Dataset records:
= = = =
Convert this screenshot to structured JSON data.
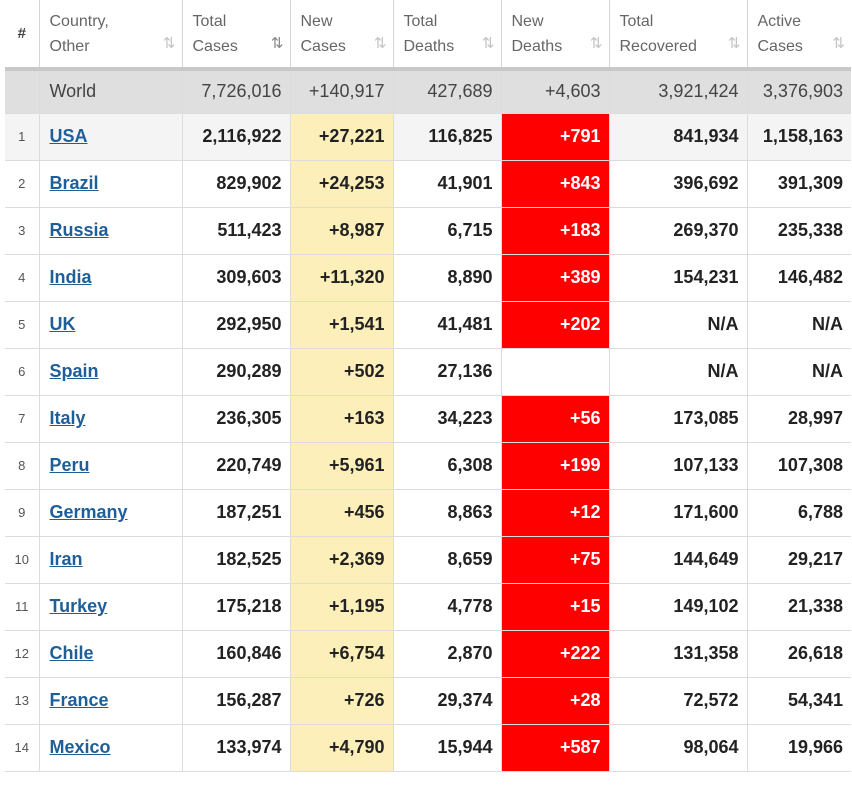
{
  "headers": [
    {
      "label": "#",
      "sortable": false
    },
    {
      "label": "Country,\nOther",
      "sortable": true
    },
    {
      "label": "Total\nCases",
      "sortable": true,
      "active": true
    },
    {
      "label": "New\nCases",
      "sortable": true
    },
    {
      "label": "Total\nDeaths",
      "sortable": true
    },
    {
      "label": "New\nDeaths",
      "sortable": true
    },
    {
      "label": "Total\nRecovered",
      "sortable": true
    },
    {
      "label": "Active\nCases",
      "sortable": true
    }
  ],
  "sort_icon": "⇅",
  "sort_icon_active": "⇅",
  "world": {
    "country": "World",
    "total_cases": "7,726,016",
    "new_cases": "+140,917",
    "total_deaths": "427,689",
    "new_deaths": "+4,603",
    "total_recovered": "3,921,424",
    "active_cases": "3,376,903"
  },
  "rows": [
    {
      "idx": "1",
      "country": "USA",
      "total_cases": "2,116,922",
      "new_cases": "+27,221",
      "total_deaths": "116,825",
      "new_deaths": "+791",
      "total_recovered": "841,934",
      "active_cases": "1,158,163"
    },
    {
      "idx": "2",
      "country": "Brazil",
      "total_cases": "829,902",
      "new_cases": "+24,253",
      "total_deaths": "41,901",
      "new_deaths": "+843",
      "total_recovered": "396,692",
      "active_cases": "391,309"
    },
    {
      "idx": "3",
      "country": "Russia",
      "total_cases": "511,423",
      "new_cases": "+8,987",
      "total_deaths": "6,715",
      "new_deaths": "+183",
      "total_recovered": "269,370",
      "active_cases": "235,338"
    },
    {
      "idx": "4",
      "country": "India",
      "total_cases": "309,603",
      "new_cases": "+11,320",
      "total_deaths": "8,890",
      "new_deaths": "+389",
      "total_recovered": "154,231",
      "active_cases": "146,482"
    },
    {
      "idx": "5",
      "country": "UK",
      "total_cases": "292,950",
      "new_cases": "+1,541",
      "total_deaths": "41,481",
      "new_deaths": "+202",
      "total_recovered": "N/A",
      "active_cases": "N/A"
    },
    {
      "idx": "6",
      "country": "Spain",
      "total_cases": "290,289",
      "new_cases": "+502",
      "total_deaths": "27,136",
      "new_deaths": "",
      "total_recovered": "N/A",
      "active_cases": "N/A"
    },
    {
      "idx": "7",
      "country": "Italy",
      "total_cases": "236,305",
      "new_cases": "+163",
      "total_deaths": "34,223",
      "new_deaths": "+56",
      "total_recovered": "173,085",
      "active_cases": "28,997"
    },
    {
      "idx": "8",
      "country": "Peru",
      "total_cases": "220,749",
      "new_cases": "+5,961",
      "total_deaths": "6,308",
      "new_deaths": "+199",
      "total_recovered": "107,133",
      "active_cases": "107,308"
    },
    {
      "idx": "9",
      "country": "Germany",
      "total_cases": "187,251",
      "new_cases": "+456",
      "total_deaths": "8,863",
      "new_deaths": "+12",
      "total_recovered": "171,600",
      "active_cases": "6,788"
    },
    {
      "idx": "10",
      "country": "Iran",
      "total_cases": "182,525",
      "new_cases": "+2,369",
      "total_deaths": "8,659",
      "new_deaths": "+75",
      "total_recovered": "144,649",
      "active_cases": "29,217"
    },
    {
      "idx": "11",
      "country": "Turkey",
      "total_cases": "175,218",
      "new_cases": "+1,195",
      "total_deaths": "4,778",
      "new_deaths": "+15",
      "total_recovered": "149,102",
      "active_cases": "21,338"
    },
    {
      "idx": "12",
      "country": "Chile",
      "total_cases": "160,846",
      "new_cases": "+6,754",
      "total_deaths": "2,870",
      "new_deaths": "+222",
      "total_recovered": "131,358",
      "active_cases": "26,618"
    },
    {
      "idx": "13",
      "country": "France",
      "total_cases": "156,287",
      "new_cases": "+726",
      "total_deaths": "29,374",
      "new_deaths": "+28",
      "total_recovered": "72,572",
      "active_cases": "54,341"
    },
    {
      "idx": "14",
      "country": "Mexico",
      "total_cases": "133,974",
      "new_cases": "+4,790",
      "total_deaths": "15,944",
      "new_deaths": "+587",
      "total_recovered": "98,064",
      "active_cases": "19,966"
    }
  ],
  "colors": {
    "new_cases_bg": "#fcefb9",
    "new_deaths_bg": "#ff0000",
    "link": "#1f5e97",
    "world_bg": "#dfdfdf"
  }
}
= = = =
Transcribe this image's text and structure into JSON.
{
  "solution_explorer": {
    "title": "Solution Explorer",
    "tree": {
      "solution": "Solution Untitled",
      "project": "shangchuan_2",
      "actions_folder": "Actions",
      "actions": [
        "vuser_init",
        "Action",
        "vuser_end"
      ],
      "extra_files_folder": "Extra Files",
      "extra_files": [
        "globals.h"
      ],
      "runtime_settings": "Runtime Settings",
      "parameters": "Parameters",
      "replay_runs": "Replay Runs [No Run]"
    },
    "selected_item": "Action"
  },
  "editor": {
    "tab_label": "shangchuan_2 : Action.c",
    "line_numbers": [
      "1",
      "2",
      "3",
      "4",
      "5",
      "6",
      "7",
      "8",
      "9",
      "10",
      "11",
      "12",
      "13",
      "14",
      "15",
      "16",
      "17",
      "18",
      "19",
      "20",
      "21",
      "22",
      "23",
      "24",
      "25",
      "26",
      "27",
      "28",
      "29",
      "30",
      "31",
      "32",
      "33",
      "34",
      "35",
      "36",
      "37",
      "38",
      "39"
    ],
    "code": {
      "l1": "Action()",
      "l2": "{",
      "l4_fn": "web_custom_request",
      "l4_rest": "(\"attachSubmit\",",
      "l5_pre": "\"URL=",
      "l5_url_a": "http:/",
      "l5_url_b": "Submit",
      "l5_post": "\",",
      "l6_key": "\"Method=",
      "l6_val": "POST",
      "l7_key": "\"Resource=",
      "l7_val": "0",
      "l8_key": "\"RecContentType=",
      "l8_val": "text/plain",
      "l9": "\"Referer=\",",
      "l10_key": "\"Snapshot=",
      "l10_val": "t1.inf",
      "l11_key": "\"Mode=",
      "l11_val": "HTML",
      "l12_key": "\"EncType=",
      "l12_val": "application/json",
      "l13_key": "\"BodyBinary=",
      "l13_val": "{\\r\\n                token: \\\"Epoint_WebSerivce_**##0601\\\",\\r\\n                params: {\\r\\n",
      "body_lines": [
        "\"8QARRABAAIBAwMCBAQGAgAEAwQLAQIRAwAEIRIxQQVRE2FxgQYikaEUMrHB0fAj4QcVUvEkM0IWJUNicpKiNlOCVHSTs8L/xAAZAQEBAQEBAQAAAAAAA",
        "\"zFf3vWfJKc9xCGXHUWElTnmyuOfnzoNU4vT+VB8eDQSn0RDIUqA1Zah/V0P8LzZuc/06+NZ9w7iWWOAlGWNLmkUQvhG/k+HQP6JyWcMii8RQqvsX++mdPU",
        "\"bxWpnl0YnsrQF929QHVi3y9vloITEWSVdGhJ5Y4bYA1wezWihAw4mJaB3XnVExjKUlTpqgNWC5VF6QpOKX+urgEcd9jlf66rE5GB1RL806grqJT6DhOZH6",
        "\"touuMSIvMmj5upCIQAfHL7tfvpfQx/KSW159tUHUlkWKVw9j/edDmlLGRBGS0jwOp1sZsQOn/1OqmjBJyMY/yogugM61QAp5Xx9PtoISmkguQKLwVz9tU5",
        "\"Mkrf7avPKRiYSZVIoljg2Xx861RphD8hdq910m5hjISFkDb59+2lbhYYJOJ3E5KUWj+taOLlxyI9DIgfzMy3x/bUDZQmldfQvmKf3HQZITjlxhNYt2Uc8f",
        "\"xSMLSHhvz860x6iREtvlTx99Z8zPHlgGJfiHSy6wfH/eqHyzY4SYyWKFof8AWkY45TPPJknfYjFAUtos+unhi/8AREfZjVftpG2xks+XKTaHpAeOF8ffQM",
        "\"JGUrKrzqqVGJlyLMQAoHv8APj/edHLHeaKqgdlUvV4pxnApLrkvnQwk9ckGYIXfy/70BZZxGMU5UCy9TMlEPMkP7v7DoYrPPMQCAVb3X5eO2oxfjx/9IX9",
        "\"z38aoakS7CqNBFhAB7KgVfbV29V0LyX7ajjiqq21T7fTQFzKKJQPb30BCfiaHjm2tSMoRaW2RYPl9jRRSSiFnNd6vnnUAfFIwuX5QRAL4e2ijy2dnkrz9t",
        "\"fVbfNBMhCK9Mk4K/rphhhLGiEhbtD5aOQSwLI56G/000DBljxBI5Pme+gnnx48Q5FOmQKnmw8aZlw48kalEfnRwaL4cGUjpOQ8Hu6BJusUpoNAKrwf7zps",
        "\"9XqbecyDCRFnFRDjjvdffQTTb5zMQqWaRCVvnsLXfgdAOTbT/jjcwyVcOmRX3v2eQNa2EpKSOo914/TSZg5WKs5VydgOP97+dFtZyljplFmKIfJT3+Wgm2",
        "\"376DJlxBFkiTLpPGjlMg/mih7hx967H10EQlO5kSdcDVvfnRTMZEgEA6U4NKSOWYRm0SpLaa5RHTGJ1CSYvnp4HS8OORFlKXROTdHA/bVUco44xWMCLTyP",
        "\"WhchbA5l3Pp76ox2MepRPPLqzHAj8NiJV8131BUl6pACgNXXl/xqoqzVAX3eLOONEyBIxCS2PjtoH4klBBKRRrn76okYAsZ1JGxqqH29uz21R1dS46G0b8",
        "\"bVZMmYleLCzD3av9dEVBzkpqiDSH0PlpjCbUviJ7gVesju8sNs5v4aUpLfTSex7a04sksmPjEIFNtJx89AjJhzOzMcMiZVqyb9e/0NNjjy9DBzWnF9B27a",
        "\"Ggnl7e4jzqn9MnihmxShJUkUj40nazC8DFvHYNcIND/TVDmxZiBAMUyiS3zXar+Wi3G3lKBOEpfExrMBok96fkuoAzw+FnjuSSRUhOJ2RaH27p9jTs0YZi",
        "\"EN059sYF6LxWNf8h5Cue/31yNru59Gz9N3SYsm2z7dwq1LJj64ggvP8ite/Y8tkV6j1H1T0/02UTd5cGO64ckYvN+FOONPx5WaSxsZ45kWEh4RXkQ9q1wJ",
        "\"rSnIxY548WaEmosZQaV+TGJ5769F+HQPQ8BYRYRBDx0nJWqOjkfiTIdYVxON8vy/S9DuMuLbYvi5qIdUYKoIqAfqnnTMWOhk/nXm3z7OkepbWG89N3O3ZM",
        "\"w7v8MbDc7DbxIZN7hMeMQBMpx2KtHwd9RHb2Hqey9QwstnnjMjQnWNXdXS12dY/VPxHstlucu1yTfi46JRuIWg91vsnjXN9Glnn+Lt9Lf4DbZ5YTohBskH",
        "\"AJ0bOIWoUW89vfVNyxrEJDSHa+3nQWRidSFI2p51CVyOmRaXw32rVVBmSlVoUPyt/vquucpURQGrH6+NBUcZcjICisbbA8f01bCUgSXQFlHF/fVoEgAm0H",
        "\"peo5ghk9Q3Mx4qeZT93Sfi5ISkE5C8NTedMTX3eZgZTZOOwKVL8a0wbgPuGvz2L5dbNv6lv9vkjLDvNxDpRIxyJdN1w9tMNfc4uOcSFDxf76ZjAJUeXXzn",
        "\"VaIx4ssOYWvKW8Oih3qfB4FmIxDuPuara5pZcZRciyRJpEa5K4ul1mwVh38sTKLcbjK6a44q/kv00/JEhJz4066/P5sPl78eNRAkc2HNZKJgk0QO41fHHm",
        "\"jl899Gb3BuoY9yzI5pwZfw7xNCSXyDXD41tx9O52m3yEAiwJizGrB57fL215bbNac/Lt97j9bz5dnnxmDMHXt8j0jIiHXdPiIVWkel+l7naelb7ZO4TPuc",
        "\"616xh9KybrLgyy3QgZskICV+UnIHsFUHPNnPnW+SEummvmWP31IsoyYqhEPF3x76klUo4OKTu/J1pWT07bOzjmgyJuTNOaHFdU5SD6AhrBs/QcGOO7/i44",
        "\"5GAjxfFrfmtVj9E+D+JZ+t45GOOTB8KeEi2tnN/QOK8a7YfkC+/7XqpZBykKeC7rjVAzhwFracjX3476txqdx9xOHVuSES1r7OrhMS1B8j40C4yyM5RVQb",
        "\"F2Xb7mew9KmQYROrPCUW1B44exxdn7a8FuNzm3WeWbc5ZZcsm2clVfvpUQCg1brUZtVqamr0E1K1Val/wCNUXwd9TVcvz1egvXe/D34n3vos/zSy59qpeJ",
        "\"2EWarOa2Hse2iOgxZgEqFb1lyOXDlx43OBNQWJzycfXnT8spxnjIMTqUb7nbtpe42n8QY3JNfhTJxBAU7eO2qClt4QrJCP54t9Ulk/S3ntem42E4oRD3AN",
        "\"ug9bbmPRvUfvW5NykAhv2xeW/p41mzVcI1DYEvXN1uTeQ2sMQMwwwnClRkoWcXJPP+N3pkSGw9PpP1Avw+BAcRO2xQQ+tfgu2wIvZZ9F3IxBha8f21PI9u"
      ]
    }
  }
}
= = = =
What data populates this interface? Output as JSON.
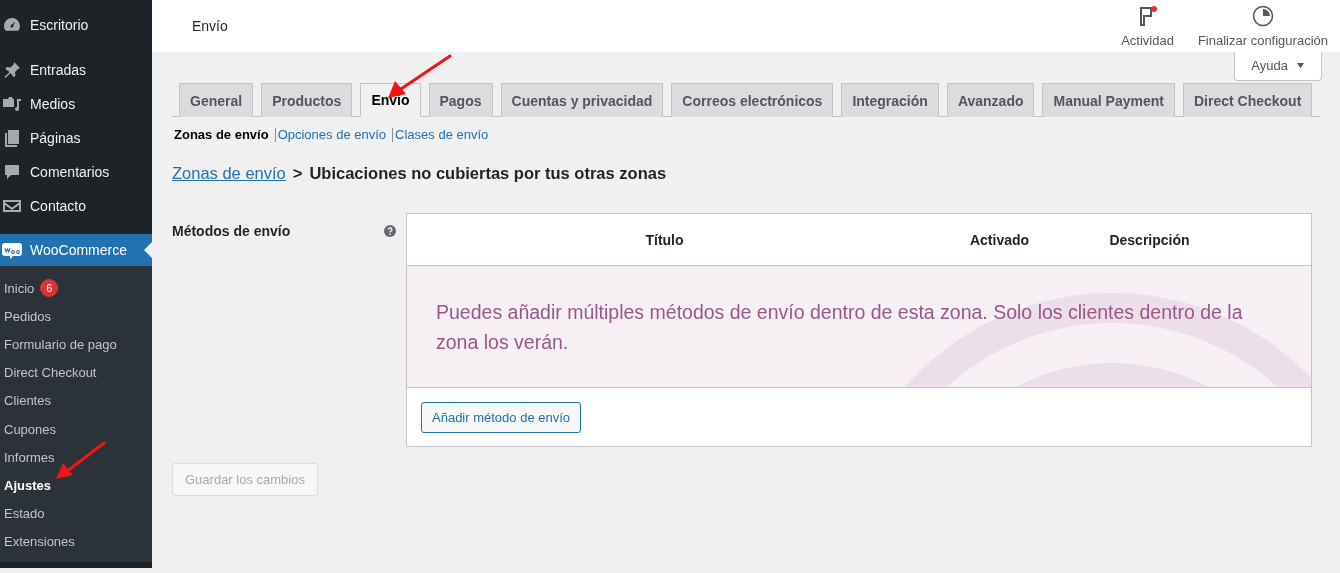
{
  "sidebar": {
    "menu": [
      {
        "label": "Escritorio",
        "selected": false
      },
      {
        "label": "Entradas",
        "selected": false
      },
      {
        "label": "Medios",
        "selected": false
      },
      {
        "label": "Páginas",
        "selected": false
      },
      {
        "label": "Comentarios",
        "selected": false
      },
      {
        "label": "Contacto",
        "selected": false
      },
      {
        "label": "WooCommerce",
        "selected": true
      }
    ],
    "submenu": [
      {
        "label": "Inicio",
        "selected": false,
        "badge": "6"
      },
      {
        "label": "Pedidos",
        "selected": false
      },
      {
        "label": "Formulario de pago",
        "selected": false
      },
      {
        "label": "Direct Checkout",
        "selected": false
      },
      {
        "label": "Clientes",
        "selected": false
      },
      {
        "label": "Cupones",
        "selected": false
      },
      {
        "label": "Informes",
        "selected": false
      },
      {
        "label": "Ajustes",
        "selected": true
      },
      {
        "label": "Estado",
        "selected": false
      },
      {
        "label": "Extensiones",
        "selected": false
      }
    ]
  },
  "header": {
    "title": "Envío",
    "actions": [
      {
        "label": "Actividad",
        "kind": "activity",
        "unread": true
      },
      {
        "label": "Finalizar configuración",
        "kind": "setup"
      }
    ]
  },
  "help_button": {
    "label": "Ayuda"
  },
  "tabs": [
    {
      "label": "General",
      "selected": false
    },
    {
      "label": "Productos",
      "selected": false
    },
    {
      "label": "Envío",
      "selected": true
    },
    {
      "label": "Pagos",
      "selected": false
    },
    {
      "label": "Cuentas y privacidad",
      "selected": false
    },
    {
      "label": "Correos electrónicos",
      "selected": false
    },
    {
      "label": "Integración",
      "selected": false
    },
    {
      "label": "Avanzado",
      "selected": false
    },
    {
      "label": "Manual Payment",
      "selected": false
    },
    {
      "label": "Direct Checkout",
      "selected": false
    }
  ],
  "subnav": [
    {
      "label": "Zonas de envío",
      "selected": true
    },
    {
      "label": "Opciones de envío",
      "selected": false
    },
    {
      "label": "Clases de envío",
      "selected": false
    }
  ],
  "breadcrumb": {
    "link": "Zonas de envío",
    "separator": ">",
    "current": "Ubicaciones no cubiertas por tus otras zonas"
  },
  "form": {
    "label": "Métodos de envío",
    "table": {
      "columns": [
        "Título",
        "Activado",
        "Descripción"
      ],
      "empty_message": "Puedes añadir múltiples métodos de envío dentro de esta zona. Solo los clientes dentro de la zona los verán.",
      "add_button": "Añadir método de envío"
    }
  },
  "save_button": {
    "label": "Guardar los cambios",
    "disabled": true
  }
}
= = = =
_Exercise instructions:_ From the records above, pull out every line containing the word "Direct".

_Complete response:_
        "label": "Direct Checkout",
      "label": "Direct Checkout",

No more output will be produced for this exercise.